EXERCISE TASK
Where does the string "this" appear in the records? Copy every line that contains it.

[Records about charts and figures]

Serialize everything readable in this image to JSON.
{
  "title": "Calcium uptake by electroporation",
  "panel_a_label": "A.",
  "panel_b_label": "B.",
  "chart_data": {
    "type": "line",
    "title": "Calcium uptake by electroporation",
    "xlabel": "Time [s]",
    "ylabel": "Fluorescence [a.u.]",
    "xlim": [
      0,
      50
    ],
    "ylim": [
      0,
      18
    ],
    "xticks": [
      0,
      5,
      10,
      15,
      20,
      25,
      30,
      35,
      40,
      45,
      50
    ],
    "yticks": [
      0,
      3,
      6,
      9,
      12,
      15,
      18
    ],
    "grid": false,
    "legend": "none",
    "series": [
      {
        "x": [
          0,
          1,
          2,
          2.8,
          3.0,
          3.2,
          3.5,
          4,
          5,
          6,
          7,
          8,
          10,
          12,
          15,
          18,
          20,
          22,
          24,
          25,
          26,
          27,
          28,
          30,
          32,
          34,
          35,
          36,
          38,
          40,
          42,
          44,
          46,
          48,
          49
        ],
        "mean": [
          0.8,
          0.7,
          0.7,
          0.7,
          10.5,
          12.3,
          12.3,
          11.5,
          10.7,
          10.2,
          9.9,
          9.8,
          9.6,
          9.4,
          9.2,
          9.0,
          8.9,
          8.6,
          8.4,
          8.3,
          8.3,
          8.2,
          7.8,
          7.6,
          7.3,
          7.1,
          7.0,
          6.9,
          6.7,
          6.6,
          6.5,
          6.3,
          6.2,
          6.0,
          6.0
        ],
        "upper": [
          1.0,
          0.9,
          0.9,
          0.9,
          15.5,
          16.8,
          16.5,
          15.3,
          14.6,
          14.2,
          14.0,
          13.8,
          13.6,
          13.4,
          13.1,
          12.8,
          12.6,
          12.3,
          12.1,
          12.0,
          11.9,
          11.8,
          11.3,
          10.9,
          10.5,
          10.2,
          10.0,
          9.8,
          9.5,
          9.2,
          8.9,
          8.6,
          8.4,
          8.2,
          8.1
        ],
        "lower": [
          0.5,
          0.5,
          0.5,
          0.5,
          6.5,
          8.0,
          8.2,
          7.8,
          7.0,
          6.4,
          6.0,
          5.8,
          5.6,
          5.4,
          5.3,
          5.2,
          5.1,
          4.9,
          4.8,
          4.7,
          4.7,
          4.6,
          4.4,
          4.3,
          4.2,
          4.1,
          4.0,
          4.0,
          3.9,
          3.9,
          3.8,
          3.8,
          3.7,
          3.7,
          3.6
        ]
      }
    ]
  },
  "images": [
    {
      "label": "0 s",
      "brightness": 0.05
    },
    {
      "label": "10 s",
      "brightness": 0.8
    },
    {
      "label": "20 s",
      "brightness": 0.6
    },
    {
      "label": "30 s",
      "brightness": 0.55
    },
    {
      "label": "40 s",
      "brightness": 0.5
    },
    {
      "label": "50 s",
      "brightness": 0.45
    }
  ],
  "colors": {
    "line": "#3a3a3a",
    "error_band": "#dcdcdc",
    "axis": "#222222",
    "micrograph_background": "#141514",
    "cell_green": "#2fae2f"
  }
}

==

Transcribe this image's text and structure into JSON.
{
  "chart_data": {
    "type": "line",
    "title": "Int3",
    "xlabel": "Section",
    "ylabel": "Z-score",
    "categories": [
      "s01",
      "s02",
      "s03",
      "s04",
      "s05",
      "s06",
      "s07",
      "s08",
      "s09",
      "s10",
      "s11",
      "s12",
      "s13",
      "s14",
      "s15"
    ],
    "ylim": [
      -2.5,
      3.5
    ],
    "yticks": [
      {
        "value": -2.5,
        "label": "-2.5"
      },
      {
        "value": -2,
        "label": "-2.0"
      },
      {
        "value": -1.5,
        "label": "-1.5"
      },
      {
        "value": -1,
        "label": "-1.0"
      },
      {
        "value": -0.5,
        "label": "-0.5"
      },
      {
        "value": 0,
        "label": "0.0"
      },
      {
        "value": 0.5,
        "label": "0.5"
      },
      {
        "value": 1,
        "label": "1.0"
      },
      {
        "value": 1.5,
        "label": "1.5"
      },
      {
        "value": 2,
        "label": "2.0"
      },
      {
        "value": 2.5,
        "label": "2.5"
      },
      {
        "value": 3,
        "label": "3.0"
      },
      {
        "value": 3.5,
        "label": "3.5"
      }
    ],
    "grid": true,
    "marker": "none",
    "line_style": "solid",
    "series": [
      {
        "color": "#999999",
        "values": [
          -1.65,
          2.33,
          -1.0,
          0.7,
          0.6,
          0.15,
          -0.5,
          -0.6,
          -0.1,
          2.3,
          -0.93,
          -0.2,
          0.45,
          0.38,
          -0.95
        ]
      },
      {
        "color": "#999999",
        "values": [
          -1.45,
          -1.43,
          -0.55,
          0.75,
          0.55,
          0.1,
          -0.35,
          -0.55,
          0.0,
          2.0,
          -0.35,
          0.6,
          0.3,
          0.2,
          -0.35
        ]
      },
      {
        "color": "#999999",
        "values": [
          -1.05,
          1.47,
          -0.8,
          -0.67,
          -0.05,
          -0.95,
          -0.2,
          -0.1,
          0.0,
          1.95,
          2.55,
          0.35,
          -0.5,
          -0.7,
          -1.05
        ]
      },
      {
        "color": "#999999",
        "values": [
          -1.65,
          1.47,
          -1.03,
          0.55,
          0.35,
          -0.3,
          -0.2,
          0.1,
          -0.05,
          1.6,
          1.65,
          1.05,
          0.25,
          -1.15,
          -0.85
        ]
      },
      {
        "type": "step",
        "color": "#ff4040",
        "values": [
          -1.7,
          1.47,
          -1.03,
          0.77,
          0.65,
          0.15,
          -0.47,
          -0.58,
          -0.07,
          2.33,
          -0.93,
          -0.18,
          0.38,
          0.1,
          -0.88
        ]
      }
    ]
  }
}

SOLVED EXERCISE
Serialize everything readable in this image to JSON.
Transcribe this image's text and structure into JSON.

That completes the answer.